Dataset items
%%

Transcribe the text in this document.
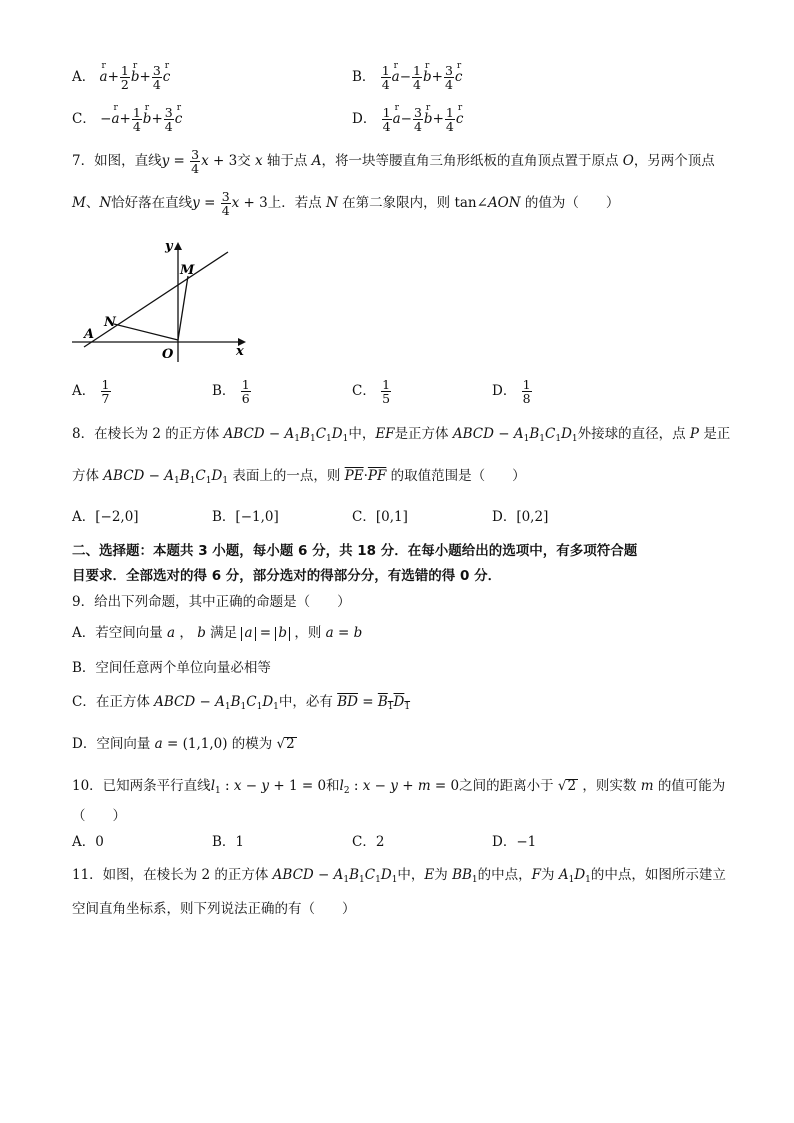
A． r $a+ \frac{1}{2}$ r $b+ \frac{3}{4}$ r c	B． $\frac{1}{4}$ r $a- \frac{1}{4}$ r $b+ \frac{3}{4}$ r c
C． −r $a+ \frac{1}{4}$ r $b+ \frac{3}{4}$ r c	D． $\frac{1}{4}$ r $a- \frac{3}{4}$ r $b+ \frac{1}{4}$ r c
7．如图，直线$y = \frac{3}{4}$ x + 3交 x 轴于点 A，将一块等腰直角三角形纸板的直角顶点置于原点 O，另两个顶点
M、N恰好落在直线$y = \frac{3}{4}$ x + 3上．若点 N 在第二象限内，则 tan∠AON 的值为（　　）
y
x
M
N
A
O
A． $\frac{1}{7}$	B． $\frac{1}{6}$	C． $\frac{1}{5}$	D． $\frac{1}{8}$
8．在棱长为 2 的正方体 ABCD − $A_1B_1C_1D_1$中，EF是正方体 ABCD − $A_1B_1C_1D_1$外接球的直径，点 P 是正
方体 ABCD − $A_1B_1C_1D_1$ 表面上的一点，则 $\overline{PE}\cdot\overline{PF}$ 的取值范围是（　　）
A．[−2,0]	B．[−1,0]	C．[0,1]	D．[0,2]
二、选择题：本题共 3 小题，每小题 6 分，共 18 分．在每小题给出的选项中，有多项符合题
目要求．全部选对的得 6 分，部分选对的得部分分，有选错的得 0 分．
9．给出下列命题，其中正确的命题是（　　）
A．若空间向量 a ， b 满足 a = b ，则 a = b
B．空间任意两个单位向量必相等
C．在正方体 ABCD − $A_1B_1C_1D_1$中，必有 $\overline{BD} = B_1D_1$
D．空间向量 a = (1,1,0) 的模为 √2
10．已知两条平行直线$l_1$ : x − y + 1 = 0和$l_2$ : x − y + m = 0之间的距离小于 √2 ，则实数 m 的值可能为
（　　）
A．0	B．1	C．2	D．−1
11．如图，在棱长为 2 的正方体 ABCD − $A_1B_1C_1D_1$中，E为 $BB_1$的中点，F为 $A_1D_1$的中点，如图所示建立
空间直角坐标系，则下列说法正确的有（　　）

%%

→ **Directions**:
All the lines above are to be given again exactly as they read, with the pictures removed.

→ **Full response**:
Transcribe the text in this document.
A． r $a+ \frac{1}{2}$ r $b+ \frac{3}{4}$ r c	B． $\frac{1}{4}$ r $a- \frac{1}{4}$ r $b+ \frac{3}{4}$ r c
C． −r $a+ \frac{1}{4}$ r $b+ \frac{3}{4}$ r c	D． $\frac{1}{4}$ r $a- \frac{3}{4}$ r $b+ \frac{1}{4}$ r c
7．如图，直线$y = \frac{3}{4}$ x + 3交 x 轴于点 A，将一块等腰直角三角形纸板的直角顶点置于原点 O，另两个顶点
M、N恰好落在直线$y = \frac{3}{4}$ x + 3上．若点 N 在第二象限内，则 tan∠AON 的值为（　　）
y
x
M
N
A
O
A． $\frac{1}{7}$	B． $\frac{1}{6}$	C． $\frac{1}{5}$	D． $\frac{1}{8}$
8．在棱长为 2 的正方体 ABCD − $A_1B_1C_1D_1$中，EF是正方体 ABCD − $A_1B_1C_1D_1$外接球的直径，点 P 是正
方体 ABCD − $A_1B_1C_1D_1$ 表面上的一点，则 $\overline{PE}\cdot\overline{PF}$ 的取值范围是（　　）
A．[−2,0]	B．[−1,0]	C．[0,1]	D．[0,2]
二、选择题：本题共 3 小题，每小题 6 分，共 18 分．在每小题给出的选项中，有多项符合题
目要求．全部选对的得 6 分，部分选对的得部分分，有选错的得 0 分．
9．给出下列命题，其中正确的命题是（　　）
A．若空间向量 a ， b 满足 a = b ，则 a = b
B．空间任意两个单位向量必相等
C．在正方体 ABCD − $A_1B_1C_1D_1$中，必有 $\overline{BD} = B_1D_1$
D．空间向量 a = (1,1,0) 的模为 √2
10．已知两条平行直线$l_1$ : x − y + 1 = 0和$l_2$ : x − y + m = 0之间的距离小于 √2 ，则实数 m 的值可能为
（　　）
A．0	B．1	C．2	D．−1
11．如图，在棱长为 2 的正方体 ABCD − $A_1B_1C_1D_1$中，E为 $BB_1$的中点，F为 $A_1D_1$的中点，如图所示建立
空间直角坐标系，则下列说法正确的有（　　）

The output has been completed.